» **DATASET ENTRIES**
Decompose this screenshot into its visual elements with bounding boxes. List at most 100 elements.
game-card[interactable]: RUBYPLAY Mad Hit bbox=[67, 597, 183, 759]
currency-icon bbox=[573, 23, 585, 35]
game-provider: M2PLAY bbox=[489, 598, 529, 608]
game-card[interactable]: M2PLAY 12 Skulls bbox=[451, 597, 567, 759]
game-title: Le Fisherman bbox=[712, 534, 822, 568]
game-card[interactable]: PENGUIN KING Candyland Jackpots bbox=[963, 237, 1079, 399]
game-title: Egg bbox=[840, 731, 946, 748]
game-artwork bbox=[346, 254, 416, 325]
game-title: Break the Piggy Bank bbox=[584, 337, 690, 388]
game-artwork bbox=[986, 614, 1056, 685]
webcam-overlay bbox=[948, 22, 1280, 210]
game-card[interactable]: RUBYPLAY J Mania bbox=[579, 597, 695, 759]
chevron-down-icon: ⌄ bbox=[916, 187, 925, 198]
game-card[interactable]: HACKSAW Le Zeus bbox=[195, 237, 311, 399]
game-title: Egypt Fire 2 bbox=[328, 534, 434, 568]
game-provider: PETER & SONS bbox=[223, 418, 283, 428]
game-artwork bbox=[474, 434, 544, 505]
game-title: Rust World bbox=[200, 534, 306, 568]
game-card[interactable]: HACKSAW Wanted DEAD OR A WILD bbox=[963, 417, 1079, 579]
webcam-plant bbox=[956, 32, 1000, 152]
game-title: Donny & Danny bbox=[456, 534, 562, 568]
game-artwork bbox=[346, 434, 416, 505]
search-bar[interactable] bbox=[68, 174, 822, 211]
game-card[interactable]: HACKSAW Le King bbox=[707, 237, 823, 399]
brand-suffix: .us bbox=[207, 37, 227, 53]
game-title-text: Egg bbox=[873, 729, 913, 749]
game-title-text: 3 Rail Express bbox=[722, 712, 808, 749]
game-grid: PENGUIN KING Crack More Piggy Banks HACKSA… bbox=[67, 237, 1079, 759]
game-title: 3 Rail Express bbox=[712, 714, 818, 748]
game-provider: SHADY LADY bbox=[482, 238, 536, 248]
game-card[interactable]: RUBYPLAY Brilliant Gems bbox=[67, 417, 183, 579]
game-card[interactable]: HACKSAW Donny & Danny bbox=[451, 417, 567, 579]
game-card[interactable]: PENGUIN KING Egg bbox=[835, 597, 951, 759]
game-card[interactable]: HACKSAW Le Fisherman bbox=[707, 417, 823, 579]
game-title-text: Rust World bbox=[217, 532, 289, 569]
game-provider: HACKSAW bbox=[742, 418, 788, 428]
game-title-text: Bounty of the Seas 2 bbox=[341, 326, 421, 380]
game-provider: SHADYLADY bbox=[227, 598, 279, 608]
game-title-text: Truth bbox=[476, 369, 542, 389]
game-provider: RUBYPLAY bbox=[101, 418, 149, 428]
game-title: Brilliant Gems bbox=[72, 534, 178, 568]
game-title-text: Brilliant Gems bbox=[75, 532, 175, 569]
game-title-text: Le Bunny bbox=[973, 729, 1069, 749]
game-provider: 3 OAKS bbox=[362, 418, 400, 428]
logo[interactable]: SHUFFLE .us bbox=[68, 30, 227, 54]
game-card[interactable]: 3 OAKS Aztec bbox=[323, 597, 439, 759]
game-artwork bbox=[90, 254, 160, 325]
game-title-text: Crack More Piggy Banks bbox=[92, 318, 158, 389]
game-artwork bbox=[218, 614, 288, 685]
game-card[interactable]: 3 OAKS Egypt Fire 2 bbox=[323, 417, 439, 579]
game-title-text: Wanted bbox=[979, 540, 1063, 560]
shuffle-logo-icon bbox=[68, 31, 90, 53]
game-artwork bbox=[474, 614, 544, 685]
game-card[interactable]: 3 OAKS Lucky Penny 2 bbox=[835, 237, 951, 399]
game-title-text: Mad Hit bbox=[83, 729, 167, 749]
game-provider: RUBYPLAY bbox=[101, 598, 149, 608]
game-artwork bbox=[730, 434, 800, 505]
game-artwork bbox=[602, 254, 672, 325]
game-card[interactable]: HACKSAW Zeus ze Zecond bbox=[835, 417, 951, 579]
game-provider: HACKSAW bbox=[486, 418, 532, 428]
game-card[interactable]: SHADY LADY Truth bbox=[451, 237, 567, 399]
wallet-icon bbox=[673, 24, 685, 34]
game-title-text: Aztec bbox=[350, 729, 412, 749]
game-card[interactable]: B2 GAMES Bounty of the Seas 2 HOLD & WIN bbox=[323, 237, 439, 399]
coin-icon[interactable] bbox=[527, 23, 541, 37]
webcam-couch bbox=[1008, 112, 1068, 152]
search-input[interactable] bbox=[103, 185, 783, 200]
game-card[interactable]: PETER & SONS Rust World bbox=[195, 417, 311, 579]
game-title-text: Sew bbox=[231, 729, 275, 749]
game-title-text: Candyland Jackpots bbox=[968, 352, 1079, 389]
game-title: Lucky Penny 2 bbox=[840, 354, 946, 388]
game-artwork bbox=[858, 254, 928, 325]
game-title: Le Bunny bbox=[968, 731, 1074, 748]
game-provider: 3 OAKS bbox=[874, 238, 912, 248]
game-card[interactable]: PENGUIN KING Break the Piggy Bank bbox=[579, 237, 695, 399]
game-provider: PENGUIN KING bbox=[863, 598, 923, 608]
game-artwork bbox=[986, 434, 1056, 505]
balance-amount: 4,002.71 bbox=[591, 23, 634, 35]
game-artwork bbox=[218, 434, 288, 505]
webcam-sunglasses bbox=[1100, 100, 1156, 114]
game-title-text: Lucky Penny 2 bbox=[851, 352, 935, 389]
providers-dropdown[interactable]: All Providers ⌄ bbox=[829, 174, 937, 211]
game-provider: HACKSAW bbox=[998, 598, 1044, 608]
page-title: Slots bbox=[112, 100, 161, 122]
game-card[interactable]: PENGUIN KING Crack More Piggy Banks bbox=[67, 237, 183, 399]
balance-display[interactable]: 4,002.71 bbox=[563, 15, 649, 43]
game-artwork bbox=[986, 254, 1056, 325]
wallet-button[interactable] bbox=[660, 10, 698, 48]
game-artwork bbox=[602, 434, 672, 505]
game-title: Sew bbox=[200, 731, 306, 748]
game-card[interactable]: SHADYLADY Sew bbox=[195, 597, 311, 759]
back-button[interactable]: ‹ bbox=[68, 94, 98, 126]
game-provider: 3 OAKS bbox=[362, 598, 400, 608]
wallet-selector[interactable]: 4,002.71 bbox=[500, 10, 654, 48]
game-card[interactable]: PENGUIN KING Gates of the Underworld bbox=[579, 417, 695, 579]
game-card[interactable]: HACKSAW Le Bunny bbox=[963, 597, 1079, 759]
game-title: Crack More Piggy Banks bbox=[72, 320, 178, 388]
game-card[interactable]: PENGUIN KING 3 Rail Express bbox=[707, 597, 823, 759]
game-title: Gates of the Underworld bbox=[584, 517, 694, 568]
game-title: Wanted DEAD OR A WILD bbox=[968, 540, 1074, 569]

» **WHAT YOU WILL DO**
Count the rows that contain the string "Truth", treating uppercase and lowercase as different, and give only the number.

» **EXERCISE ANSWER**
2